◆ Short exercise ◆
Every entry needs to be reproduced exactly.

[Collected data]
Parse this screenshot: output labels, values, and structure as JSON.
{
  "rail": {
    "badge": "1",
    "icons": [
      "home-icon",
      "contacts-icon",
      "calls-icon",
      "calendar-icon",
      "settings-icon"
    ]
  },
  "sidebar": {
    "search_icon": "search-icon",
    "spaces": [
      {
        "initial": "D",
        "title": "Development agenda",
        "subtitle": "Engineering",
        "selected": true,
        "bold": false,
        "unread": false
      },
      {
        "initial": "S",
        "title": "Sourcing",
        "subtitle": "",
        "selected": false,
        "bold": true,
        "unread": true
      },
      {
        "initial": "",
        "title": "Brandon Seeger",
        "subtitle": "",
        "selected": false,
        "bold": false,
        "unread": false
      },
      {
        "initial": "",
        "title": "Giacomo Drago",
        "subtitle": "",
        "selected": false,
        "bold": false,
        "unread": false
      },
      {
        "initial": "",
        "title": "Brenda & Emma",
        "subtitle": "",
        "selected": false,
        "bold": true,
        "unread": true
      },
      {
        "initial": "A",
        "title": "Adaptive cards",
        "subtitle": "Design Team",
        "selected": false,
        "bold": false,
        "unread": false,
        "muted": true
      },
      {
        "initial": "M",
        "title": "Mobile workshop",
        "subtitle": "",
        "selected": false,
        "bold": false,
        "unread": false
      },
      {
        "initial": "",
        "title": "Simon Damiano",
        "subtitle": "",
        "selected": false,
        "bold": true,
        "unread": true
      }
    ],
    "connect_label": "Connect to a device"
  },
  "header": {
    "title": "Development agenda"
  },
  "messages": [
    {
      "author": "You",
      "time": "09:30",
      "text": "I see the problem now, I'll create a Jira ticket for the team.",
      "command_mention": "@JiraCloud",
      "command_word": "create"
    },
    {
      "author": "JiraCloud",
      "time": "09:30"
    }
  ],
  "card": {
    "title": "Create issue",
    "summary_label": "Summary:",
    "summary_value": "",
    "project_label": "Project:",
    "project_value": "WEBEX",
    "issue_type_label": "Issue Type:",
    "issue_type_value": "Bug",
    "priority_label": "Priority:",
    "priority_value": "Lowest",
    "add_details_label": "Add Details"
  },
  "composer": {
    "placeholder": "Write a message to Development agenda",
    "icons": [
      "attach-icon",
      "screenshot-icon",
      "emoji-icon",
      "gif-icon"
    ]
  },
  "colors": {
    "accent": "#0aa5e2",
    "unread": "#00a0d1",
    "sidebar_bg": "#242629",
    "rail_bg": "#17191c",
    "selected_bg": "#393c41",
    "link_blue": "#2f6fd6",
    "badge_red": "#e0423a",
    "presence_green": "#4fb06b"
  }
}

◆ Final result ◆
Parse this screenshot: output labels, values, and structure as JSON.
{
  "rail": {
    "badge": "1",
    "icons": [
      "home-icon",
      "contacts-icon",
      "calls-icon",
      "calendar-icon",
      "settings-icon"
    ]
  },
  "sidebar": {
    "search_icon": "search-icon",
    "spaces": [
      {
        "initial": "D",
        "title": "Development agenda",
        "subtitle": "Engineering",
        "selected": true,
        "bold": false,
        "unread": false
      },
      {
        "initial": "S",
        "title": "Sourcing",
        "subtitle": "",
        "selected": false,
        "bold": true,
        "unread": true
      },
      {
        "initial": "",
        "title": "Brandon Seeger",
        "subtitle": "",
        "selected": false,
        "bold": false,
        "unread": false
      },
      {
        "initial": "",
        "title": "Giacomo Drago",
        "subtitle": "",
        "selected": false,
        "bold": false,
        "unread": false
      },
      {
        "initial": "",
        "title": "Brenda & Emma",
        "subtitle": "",
        "selected": false,
        "bold": true,
        "unread": true
      },
      {
        "initial": "A",
        "title": "Adaptive cards",
        "subtitle": "Design Team",
        "selected": false,
        "bold": false,
        "unread": false,
        "muted": true
      },
      {
        "initial": "M",
        "title": "Mobile workshop",
        "subtitle": "",
        "selected": false,
        "bold": false,
        "unread": false
      },
      {
        "initial": "",
        "title": "Simon Damiano",
        "subtitle": "",
        "selected": false,
        "bold": true,
        "unread": true
      }
    ],
    "connect_label": "Connect to a device"
  },
  "header": {
    "title": "Development agenda"
  },
  "messages": [
    {
      "author": "You",
      "time": "09:30",
      "text": "I see the problem now, I'll create a Jira ticket for the team.",
      "command_mention": "@JiraCloud",
      "command_word": "create"
    },
    {
      "author": "JiraCloud",
      "time": "09:30"
    }
  ],
  "card": {
    "title": "Create issue",
    "summary_label": "Summary:",
    "summary_value": "",
    "project_label": "Project:",
    "project_value": "WEBEX",
    "issue_type_label": "Issue Type:",
    "issue_type_value": "Bug",
    "priority_label": "Priority:",
    "priority_value": "Lowest",
    "add_details_label": "Add Details"
  },
  "composer": {
    "placeholder": "Write a message to Development agenda",
    "icons": [
      "attach-icon",
      "screenshot-icon",
      "emoji-icon",
      "gif-icon"
    ]
  },
  "colors": {
    "accent": "#0aa5e2",
    "unread": "#00a0d1",
    "sidebar_bg": "#242629",
    "rail_bg": "#17191c",
    "selected_bg": "#393c41",
    "link_blue": "#2f6fd6",
    "badge_red": "#e0423a",
    "presence_green": "#4fb06b"
  }
}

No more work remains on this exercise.